## WHAT THE TASK ASKS
Emit the data below verbatim, stripping out any pictures.

## RECORDS SUPPLIED
## BEGIN

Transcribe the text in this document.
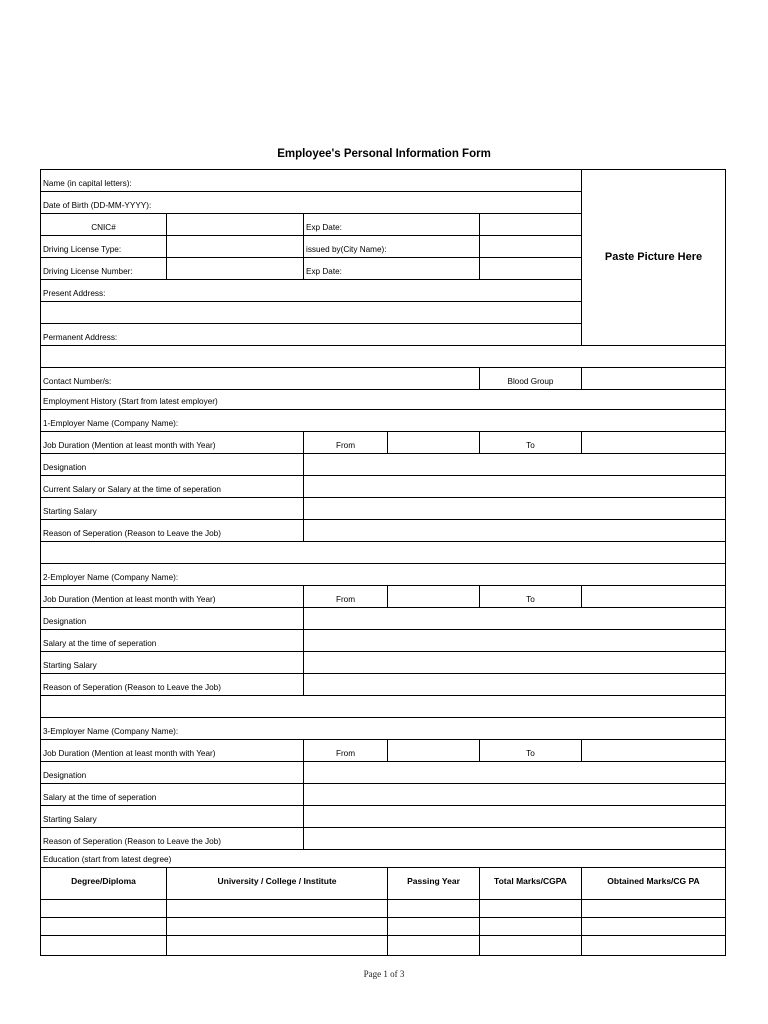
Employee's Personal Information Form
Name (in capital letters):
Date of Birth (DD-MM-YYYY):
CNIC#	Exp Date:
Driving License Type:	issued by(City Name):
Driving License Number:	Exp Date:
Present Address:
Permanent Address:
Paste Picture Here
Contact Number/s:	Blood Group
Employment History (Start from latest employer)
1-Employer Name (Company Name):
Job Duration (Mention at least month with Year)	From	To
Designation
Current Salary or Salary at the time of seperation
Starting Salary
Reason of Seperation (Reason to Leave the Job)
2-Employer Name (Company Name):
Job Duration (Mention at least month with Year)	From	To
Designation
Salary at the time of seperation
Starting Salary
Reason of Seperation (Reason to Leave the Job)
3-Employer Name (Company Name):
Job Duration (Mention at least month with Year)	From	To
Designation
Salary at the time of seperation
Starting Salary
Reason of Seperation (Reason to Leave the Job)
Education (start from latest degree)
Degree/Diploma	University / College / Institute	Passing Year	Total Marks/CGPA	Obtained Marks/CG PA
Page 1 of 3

## END

## REPLY
Transcribe the text in this document.
Employee's Personal Information Form
Name (in capital letters):
Date of Birth (DD-MM-YYYY):
CNIC#	Exp Date:
Driving License Type:	issued by(City Name):
Driving License Number:	Exp Date:
Present Address:
Permanent Address:
Paste Picture Here
Contact Number/s:	Blood Group
Employment History (Start from latest employer)
1-Employer Name (Company Name):
Job Duration (Mention at least month with Year)	From	To
Designation
Current Salary or Salary at the time of seperation
Starting Salary
Reason of Seperation (Reason to Leave the Job)
2-Employer Name (Company Name):
Job Duration (Mention at least month with Year)	From	To
Designation
Salary at the time of seperation
Starting Salary
Reason of Seperation (Reason to Leave the Job)
3-Employer Name (Company Name):
Job Duration (Mention at least month with Year)	From	To
Designation
Salary at the time of seperation
Starting Salary
Reason of Seperation (Reason to Leave the Job)
Education (start from latest degree)
Degree/Diploma	University / College / Institute	Passing Year	Total Marks/CGPA	Obtained Marks/CG PA
Page 1 of 3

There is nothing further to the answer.